**Written exercise**
Among the entries, which lines carry the string "SPSS"? Copy each of them.

**Listed entries**
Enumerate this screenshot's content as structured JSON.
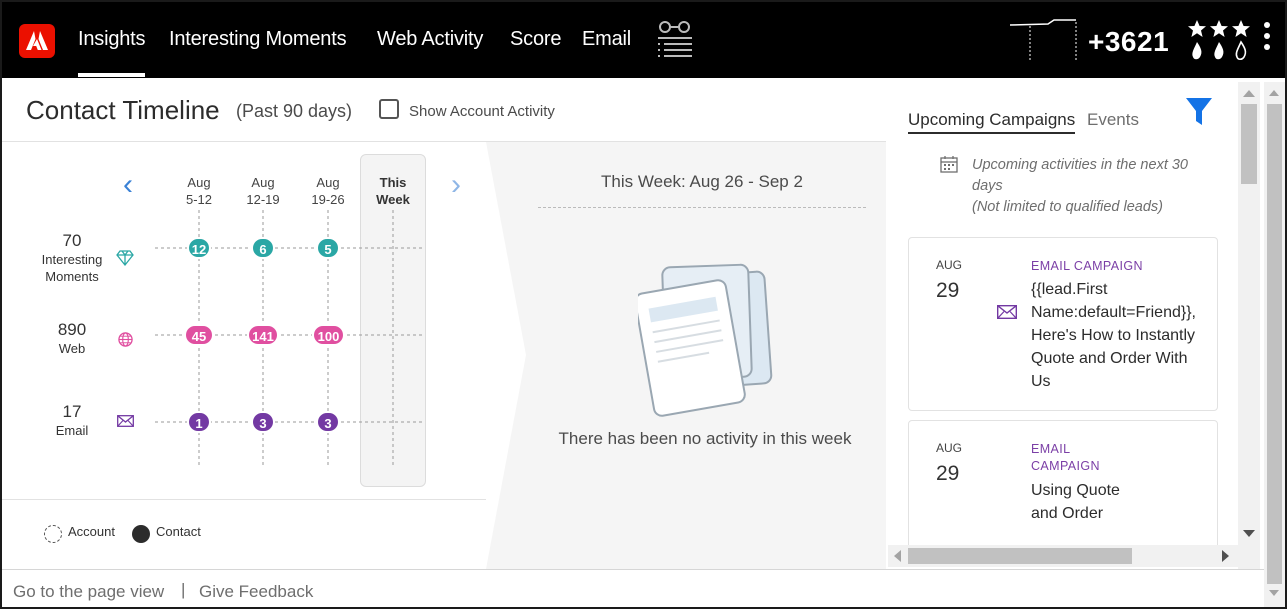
{
  "nav": {
    "tabs": [
      {
        "label": "Insights",
        "active": true
      },
      {
        "label": "Interesting Moments",
        "active": false
      },
      {
        "label": "Web Activity",
        "active": false
      },
      {
        "label": "Score",
        "active": false
      },
      {
        "label": "Email",
        "active": false
      }
    ],
    "score": "+3621",
    "icons": [
      "adobe-logo-icon",
      "glasses-list-icon",
      "score-sparkline-icon",
      "stars-flames-icon",
      "more-vertical-icon"
    ]
  },
  "timeline": {
    "title": "Contact Timeline",
    "range": "(Past 90 days)",
    "show_account_label": "Show Account Activity",
    "show_account_checked": false,
    "columns": [
      {
        "month": "Aug",
        "days": "5-12"
      },
      {
        "month": "Aug",
        "days": "12-19"
      },
      {
        "month": "Aug",
        "days": "19-26"
      },
      {
        "month": "This",
        "days": "Week"
      }
    ],
    "rows": [
      {
        "total": "70",
        "label": "Interesting Moments",
        "icon": "diamond-icon",
        "color": "#2aa7a5",
        "values": [
          "12",
          "6",
          "5"
        ]
      },
      {
        "total": "890",
        "label": "Web",
        "icon": "globe-icon",
        "color": "#e04fa0",
        "values": [
          "45",
          "141",
          "100"
        ]
      },
      {
        "total": "17",
        "label": "Email",
        "icon": "envelope-icon",
        "color": "#7339a3",
        "values": [
          "1",
          "3",
          "3"
        ]
      }
    ],
    "legend": {
      "account": "Account",
      "contact": "Contact"
    }
  },
  "week": {
    "title": "This Week: Aug 26 - Sep 2",
    "empty_text": "There has been no activity in this week"
  },
  "right_panel": {
    "tabs": [
      {
        "label": "Upcoming Campaigns",
        "active": true
      },
      {
        "label": "Events",
        "active": false
      }
    ],
    "note_line1": "Upcoming activities in the next 30 days",
    "note_line2": "(Not limited to qualified leads)",
    "cards": [
      {
        "month": "AUG",
        "day": "29",
        "type": "EMAIL CAMPAIGN",
        "title": "{{lead.First Name:default=Friend}}, Here's How to Instantly Quote and Order With Us"
      },
      {
        "month": "AUG",
        "day": "29",
        "type": "EMAIL CAMPAIGN",
        "title": "Using Quote and Order"
      }
    ]
  },
  "footer": {
    "page_view": "Go to the page view",
    "separator": "|",
    "feedback": "Give Feedback"
  }
}
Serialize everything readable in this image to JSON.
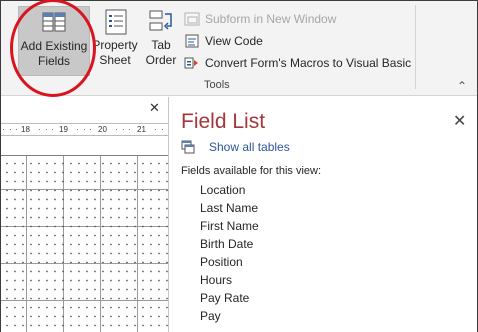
{
  "ribbon": {
    "add_existing_fields": {
      "line1": "Add Existing",
      "line2": "Fields"
    },
    "property_sheet": {
      "line1": "Property",
      "line2": "Sheet"
    },
    "tab_order": {
      "line1": "Tab",
      "line2": "Order"
    },
    "commands": [
      {
        "label": "Subform in New Window",
        "enabled": false,
        "icon": "subform-icon"
      },
      {
        "label": "View Code",
        "enabled": true,
        "icon": "view-code-icon"
      },
      {
        "label": "Convert Form's Macros to Visual Basic",
        "enabled": true,
        "icon": "convert-macros-icon"
      }
    ],
    "group_label": "Tools"
  },
  "design": {
    "ruler_labels": [
      "18",
      "19",
      "20",
      "21"
    ]
  },
  "field_list": {
    "title": "Field List",
    "show_all_tables": "Show all tables",
    "subtitle": "Fields available for this view:",
    "fields": [
      "Location",
      "Last Name",
      "First Name",
      "Birth Date",
      "Position",
      "Hours",
      "Pay Rate",
      "Pay"
    ]
  },
  "colors": {
    "accent_title": "#a4373a",
    "link_blue": "#2b579a",
    "highlight_circle": "#d9141e",
    "selected_button": "#c8c8c8"
  }
}
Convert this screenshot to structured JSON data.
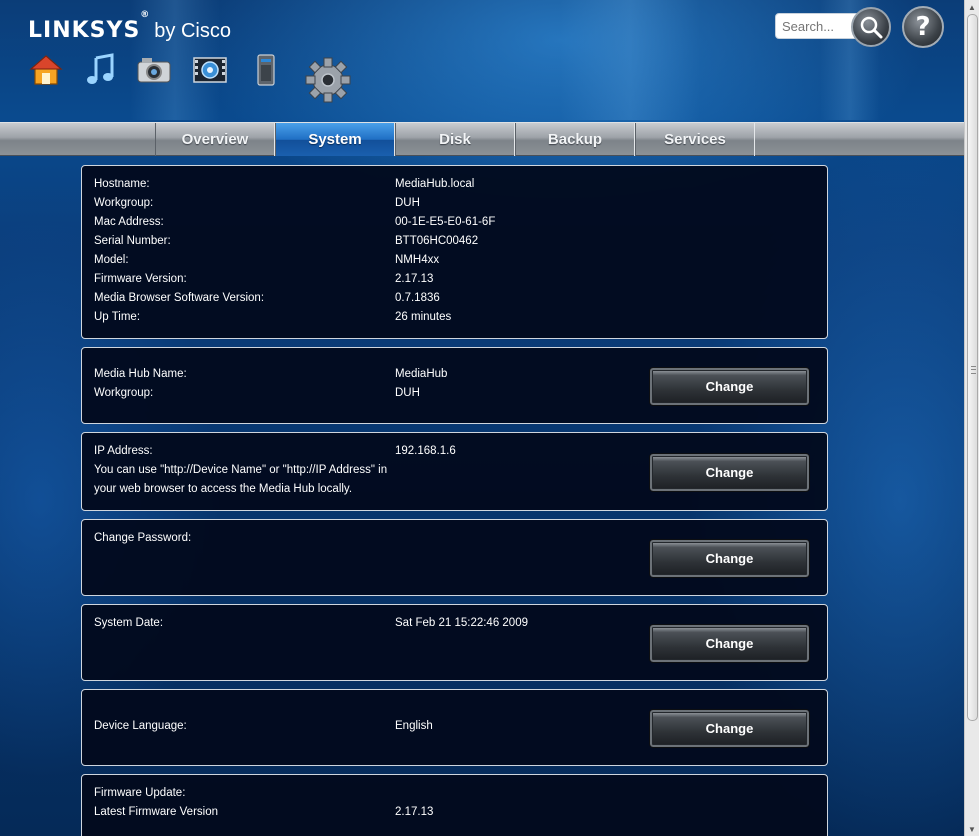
{
  "header": {
    "brand": "LINKSYS",
    "brand_reg": "®",
    "brand_by": "by Cisco",
    "nav_icons": [
      "home-icon",
      "music-icon",
      "photo-camera-icon",
      "video-film-icon",
      "device-icon",
      "settings-gear-icon"
    ],
    "search_placeholder": "Search...",
    "search_icon": "magnifier-icon",
    "help_label": "?"
  },
  "tabs": [
    {
      "label": "Overview",
      "active": false
    },
    {
      "label": "System",
      "active": true
    },
    {
      "label": "Disk",
      "active": false
    },
    {
      "label": "Backup",
      "active": false
    },
    {
      "label": "Services",
      "active": false
    }
  ],
  "info": {
    "rows": [
      {
        "label": "Hostname:",
        "value": "MediaHub.local"
      },
      {
        "label": "Workgroup:",
        "value": "DUH"
      },
      {
        "label": "Mac Address:",
        "value": "00-1E-E5-E0-61-6F"
      },
      {
        "label": "Serial Number:",
        "value": "BTT06HC00462"
      },
      {
        "label": "Model:",
        "value": "NMH4xx"
      },
      {
        "label": "Firmware Version:",
        "value": "2.17.13"
      },
      {
        "label": "Media Browser Software Version:",
        "value": "0.7.1836"
      },
      {
        "label": "Up Time:",
        "value": "26 minutes"
      }
    ]
  },
  "name_panel": {
    "name_label": "Media Hub Name:",
    "name_value": "MediaHub",
    "workgroup_label": "Workgroup:",
    "workgroup_value": "DUH",
    "button": "Change"
  },
  "ip_panel": {
    "label": "IP Address:",
    "value": "192.168.1.6",
    "note_line1": "You can use \"http://Device Name\" or \"http://IP Address\" in",
    "note_line2": "your web browser to access the Media Hub locally.",
    "button": "Change"
  },
  "password_panel": {
    "label": "Change Password:",
    "button": "Change"
  },
  "date_panel": {
    "label": "System Date:",
    "value": "Sat Feb 21 15:22:46 2009",
    "button": "Change"
  },
  "language_panel": {
    "label": "Device Language:",
    "value": "English",
    "button": "Change"
  },
  "firmware_panel": {
    "label": "Firmware Update:",
    "latest_label": "Latest Firmware Version",
    "latest_value": "2.17.13"
  }
}
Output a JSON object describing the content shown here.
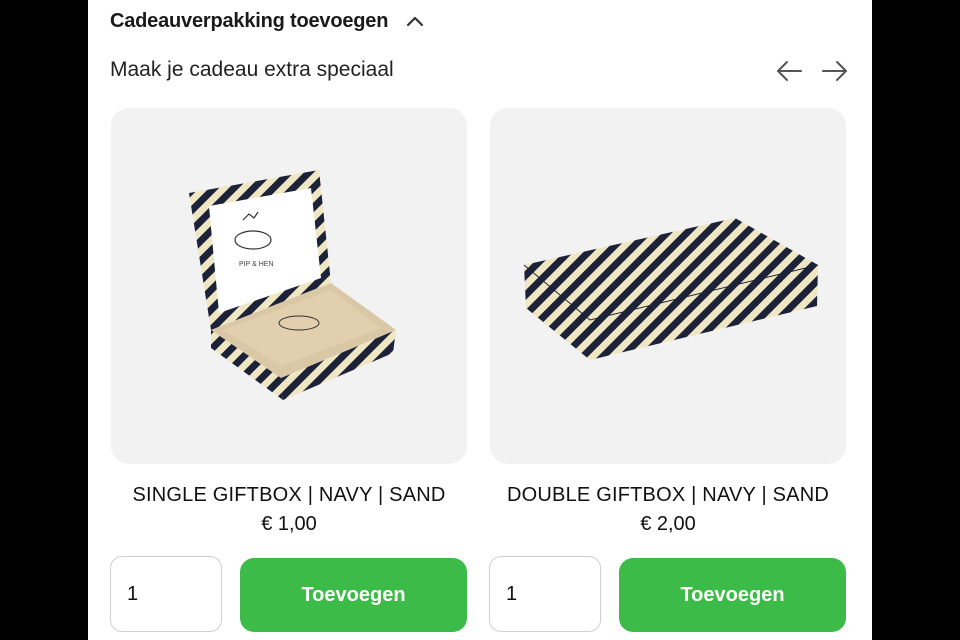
{
  "section": {
    "title": "Cadeauverpakking toevoegen",
    "subtitle": "Maak je cadeau extra speciaal",
    "expanded": true
  },
  "carousel": {
    "prev_icon": "arrow-left-icon",
    "next_icon": "arrow-right-icon"
  },
  "products": [
    {
      "name": "SINGLE GIFTBOX | NAVY | SAND",
      "price": "€ 1,00",
      "quantity": "1",
      "button_label": "Toevoegen"
    },
    {
      "name": "DOUBLE GIFTBOX | NAVY | SAND",
      "price": "€ 2,00",
      "quantity": "1",
      "button_label": "Toevoegen"
    }
  ],
  "colors": {
    "accent_green": "#3dbb48",
    "box_navy": "#1c2238",
    "box_sand": "#efe6c4",
    "card_background": "#f2f2f2"
  }
}
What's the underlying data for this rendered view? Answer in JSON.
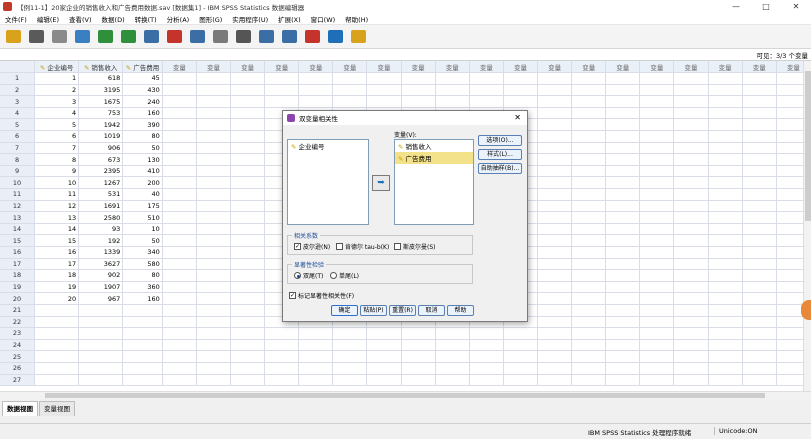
{
  "window": {
    "title": "【例11-1】20家企业的销售收入和广告费用数据.sav [数据集1] - IBM SPSS Statistics 数据编辑器",
    "controls": [
      "—",
      "□",
      "✕"
    ]
  },
  "menu": [
    "文件(F)",
    "编辑(E)",
    "查看(V)",
    "数据(D)",
    "转换(T)",
    "分析(A)",
    "图形(G)",
    "实用程序(U)",
    "扩展(X)",
    "窗口(W)",
    "帮助(H)"
  ],
  "toolbar": {
    "icons": [
      "open-folder-icon",
      "save-icon",
      "print-icon",
      "dialog-recall-icon",
      "undo-icon",
      "redo-icon",
      "go-to-case-icon",
      "go-to-variable-icon",
      "variables-icon",
      "split-file-icon",
      "find-icon",
      "insert-cases-icon",
      "insert-variable-icon",
      "weight-cases-icon",
      "value-labels-icon",
      "use-sets-icon"
    ],
    "colors": [
      "#d9a21b",
      "#5a5a5a",
      "#8a8a8a",
      "#3a7fc1",
      "#2f8f3b",
      "#2f8f3b",
      "#3a6ea5",
      "#c4342b",
      "#3a6ea5",
      "#7a7a7a",
      "#555555",
      "#3a6ea5",
      "#3a6ea5",
      "#c4342b",
      "#1f6fb8",
      "#d9a21b"
    ]
  },
  "cellbar": {
    "visible": "可见：3/3 个变量"
  },
  "grid": {
    "columns": [
      "企业编号",
      "销售收入",
      "广告费用"
    ],
    "empty_column_label": "变量",
    "empty_columns": 19,
    "rows": [
      [
        1,
        618,
        45
      ],
      [
        2,
        3195,
        430
      ],
      [
        3,
        1675,
        240
      ],
      [
        4,
        753,
        160
      ],
      [
        5,
        1942,
        390
      ],
      [
        6,
        1019,
        80
      ],
      [
        7,
        906,
        50
      ],
      [
        8,
        673,
        130
      ],
      [
        9,
        2395,
        410
      ],
      [
        10,
        1267,
        200
      ],
      [
        11,
        531,
        40
      ],
      [
        12,
        1691,
        175
      ],
      [
        13,
        2580,
        510
      ],
      [
        14,
        93,
        10
      ],
      [
        15,
        192,
        50
      ],
      [
        16,
        1339,
        340
      ],
      [
        17,
        3627,
        580
      ],
      [
        18,
        902,
        80
      ],
      [
        19,
        1907,
        360
      ],
      [
        20,
        967,
        160
      ]
    ],
    "total_row_numbers": 27
  },
  "tabs": {
    "data_view": "数据视图",
    "variable_view": "变量视图"
  },
  "status": {
    "processor": "IBM SPSS Statistics 处理程序就绪",
    "unicode": "Unicode:ON"
  },
  "dialog": {
    "title": "双变量相关性",
    "close": "✕",
    "source_vars": [
      "企业编号"
    ],
    "variables_label": "变量(V):",
    "target_vars": [
      "销售收入",
      "广告费用"
    ],
    "side_buttons": [
      "选项(O)...",
      "样式(L)...",
      "自助抽样(B)..."
    ],
    "corr_group": {
      "legend": "相关系数",
      "pearson": "皮尔逊(N)",
      "kendall": "肯德尔 tau-b(K)",
      "spearman": "斯皮尔曼(S)"
    },
    "sig_group": {
      "legend": "显著性检验",
      "two_tailed": "双尾(T)",
      "one_tailed": "单尾(L)"
    },
    "flag_sig": "标记显著性相关性(F)",
    "buttons": [
      "确定",
      "粘贴(P)",
      "重置(R)",
      "取消",
      "帮助"
    ]
  }
}
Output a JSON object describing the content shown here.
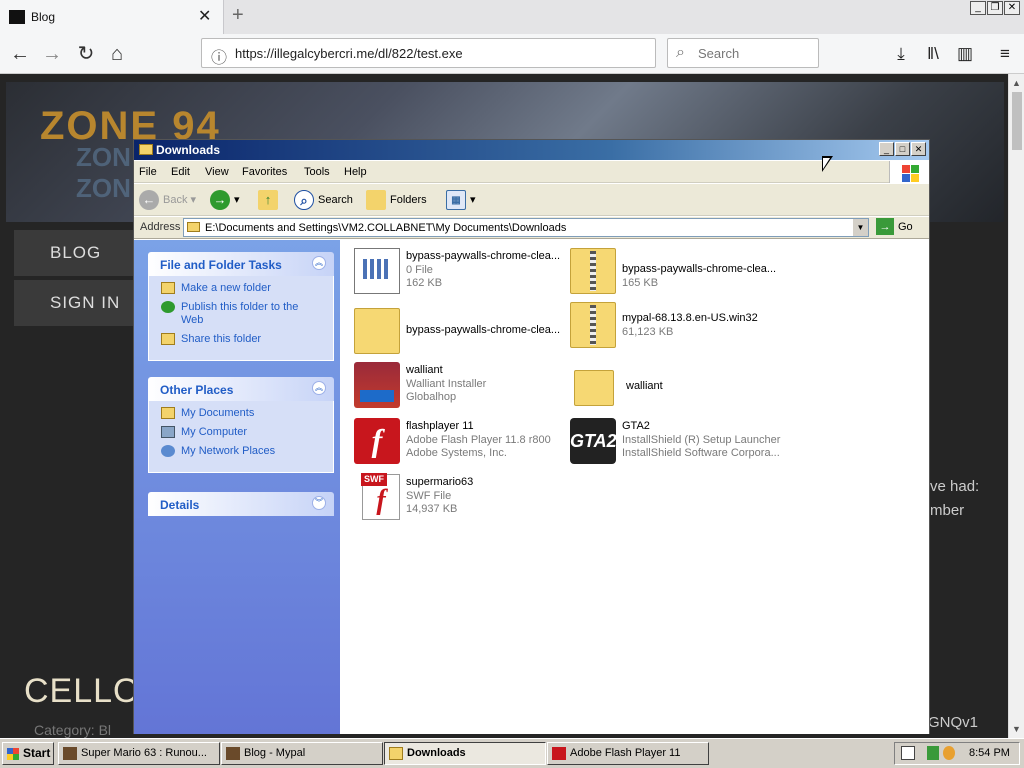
{
  "browser": {
    "tab_title": "Blog",
    "url": "https://illegalcybercri.me/dl/822/test.exe",
    "search_placeholder": "Search"
  },
  "website": {
    "logo": "ZONE 94",
    "nav": [
      "BLOG",
      "SIGN IN"
    ],
    "post_title": "CELLO C",
    "category_label": "Category: Bl",
    "side_text_1": "ve had:",
    "side_text_2": "mber",
    "side_text_3": "GNQv1"
  },
  "explorer": {
    "title": "Downloads",
    "menu": [
      "File",
      "Edit",
      "View",
      "Favorites",
      "Tools",
      "Help"
    ],
    "toolbar": {
      "back": "Back",
      "search": "Search",
      "folders": "Folders"
    },
    "address_label": "Address",
    "address_value": "E:\\Documents and Settings\\VM2.COLLABNET\\My Documents\\Downloads",
    "go_label": "Go",
    "tasks_panel": {
      "title": "File and Folder Tasks",
      "items": [
        "Make a new folder",
        "Publish this folder to the Web",
        "Share this folder"
      ]
    },
    "places_panel": {
      "title": "Other Places",
      "items": [
        "My Documents",
        "My Computer",
        "My Network Places"
      ]
    },
    "details_panel": {
      "title": "Details"
    },
    "files": [
      {
        "name": "bypass-paywalls-chrome-clea...",
        "line2": "0 File",
        "line3": "162 KB",
        "icon": "generic-file-icon"
      },
      {
        "name": "bypass-paywalls-chrome-clea...",
        "line2": "165 KB",
        "line3": "",
        "icon": "zip-folder-icon"
      },
      {
        "name": "bypass-paywalls-chrome-clea...",
        "line2": "",
        "line3": "",
        "icon": "folder-icon"
      },
      {
        "name": "mypal-68.13.8.en-US.win32",
        "line2": "61,123 KB",
        "line3": "",
        "icon": "zip-folder-icon"
      },
      {
        "name": "walliant",
        "line2": "Walliant Installer",
        "line3": "Globalhop",
        "icon": "walliant-icon"
      },
      {
        "name": "walliant",
        "line2": "",
        "line3": "",
        "icon": "folder-icon"
      },
      {
        "name": "flashplayer 11",
        "line2": "Adobe Flash Player 11.8 r800",
        "line3": "Adobe Systems, Inc.",
        "icon": "flash-icon"
      },
      {
        "name": "GTA2",
        "line2": "InstallShield (R) Setup Launcher",
        "line3": "InstallShield Software Corpora...",
        "icon": "gta2-icon"
      },
      {
        "name": "supermario63",
        "line2": "SWF File",
        "line3": "14,937 KB",
        "icon": "swf-file-icon"
      }
    ]
  },
  "taskbar": {
    "start": "Start",
    "tasks": [
      "Super Mario 63 : Runou...",
      "Blog - Mypal",
      "Downloads",
      "Adobe Flash Player 11"
    ],
    "clock": "8:54 PM"
  }
}
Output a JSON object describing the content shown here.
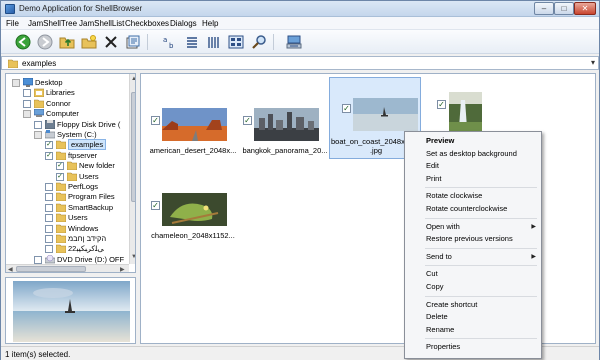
{
  "window": {
    "title": "Demo Application for ShellBrowser"
  },
  "menu": [
    "File",
    "JamShellTree",
    "JamShellList",
    "Checkboxes",
    "Dialogs",
    "Help"
  ],
  "toolbar": {
    "icons": [
      "back-icon",
      "forward-icon",
      "up-folder-icon",
      "new-folder-icon",
      "delete-icon",
      "properties-icon",
      "sort-icon",
      "list-view-icon",
      "details-view-icon",
      "thumbnails-view-icon",
      "search-icon",
      "network-icon"
    ]
  },
  "address": {
    "value": "examples"
  },
  "tree": {
    "items": [
      {
        "label": "Desktop",
        "indent": 0,
        "checked": "partial",
        "icon": "desktop-icon"
      },
      {
        "label": "Libraries",
        "indent": 1,
        "checked": "none",
        "icon": "libraries-icon"
      },
      {
        "label": "Connor",
        "indent": 1,
        "checked": "none",
        "icon": "user-folder-icon"
      },
      {
        "label": "Computer",
        "indent": 1,
        "checked": "partial",
        "icon": "computer-icon"
      },
      {
        "label": "Floppy Disk Drive (",
        "indent": 2,
        "checked": "none",
        "icon": "floppy-icon"
      },
      {
        "label": "System (C:)",
        "indent": 2,
        "checked": "partial",
        "icon": "drive-icon"
      },
      {
        "label": "examples",
        "indent": 3,
        "checked": "checked",
        "icon": "folder-icon",
        "selected": true
      },
      {
        "label": "ftpserver",
        "indent": 3,
        "checked": "checked",
        "icon": "folder-icon"
      },
      {
        "label": "New folder",
        "indent": 4,
        "checked": "checked",
        "icon": "folder-icon"
      },
      {
        "label": "Users",
        "indent": 4,
        "checked": "checked",
        "icon": "folder-icon"
      },
      {
        "label": "PerfLogs",
        "indent": 3,
        "checked": "none",
        "icon": "folder-icon"
      },
      {
        "label": "Program Files",
        "indent": 3,
        "checked": "none",
        "icon": "folder-icon"
      },
      {
        "label": "SmartBackup",
        "indent": 3,
        "checked": "none",
        "icon": "folder-icon"
      },
      {
        "label": "Users",
        "indent": 3,
        "checked": "none",
        "icon": "folder-icon"
      },
      {
        "label": "Windows",
        "indent": 3,
        "checked": "none",
        "icon": "folder-icon"
      },
      {
        "label": "הקידב ןחבמ",
        "indent": 3,
        "checked": "none",
        "icon": "folder-icon"
      },
      {
        "label": "22ﻰﻠﻛﺮﺒﻜﯿﺒ",
        "indent": 3,
        "checked": "none",
        "icon": "folder-icon"
      },
      {
        "label": "DVD Drive (D:) OFF",
        "indent": 2,
        "checked": "none",
        "icon": "dvd-icon"
      }
    ]
  },
  "files": [
    {
      "label": "american_desert_2048x...",
      "checked": true,
      "image": "desert"
    },
    {
      "label": "bangkok_panorama_20...",
      "checked": true,
      "image": "city"
    },
    {
      "label": "boat_on_coast_2048x1152.jpg",
      "checked": true,
      "image": "boat",
      "selected": true
    },
    {
      "label": "",
      "checked": true,
      "image": "waterfall"
    },
    {
      "label": "chameleon_2048x1152...",
      "checked": true,
      "image": "chameleon"
    }
  ],
  "context_menu": {
    "items": [
      {
        "label": "Preview",
        "bold": true
      },
      {
        "label": "Set as desktop background"
      },
      {
        "label": "Edit"
      },
      {
        "label": "Print"
      },
      {
        "sep": true
      },
      {
        "label": "Rotate clockwise"
      },
      {
        "label": "Rotate counterclockwise"
      },
      {
        "sep": true
      },
      {
        "label": "Open with",
        "submenu": true
      },
      {
        "label": "Restore previous versions"
      },
      {
        "sep": true
      },
      {
        "label": "Send to",
        "submenu": true
      },
      {
        "sep": true
      },
      {
        "label": "Cut"
      },
      {
        "label": "Copy"
      },
      {
        "sep": true
      },
      {
        "label": "Create shortcut"
      },
      {
        "label": "Delete"
      },
      {
        "label": "Rename"
      },
      {
        "sep": true
      },
      {
        "label": "Properties"
      }
    ]
  },
  "status": {
    "text": "1 item(s) selected."
  },
  "colors": {
    "selection": "#d9e9fb",
    "selection_border": "#84acdd",
    "folder": "#e8c25a"
  }
}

**Exercise response**
    "title": "【例11-1】20家企业的销售收入和广告费用数据.sav [数据集1] - IBM SPSS Statistics 数据编辑器",
    "processor": "IBM SPSS Statistics 处理程序就绪",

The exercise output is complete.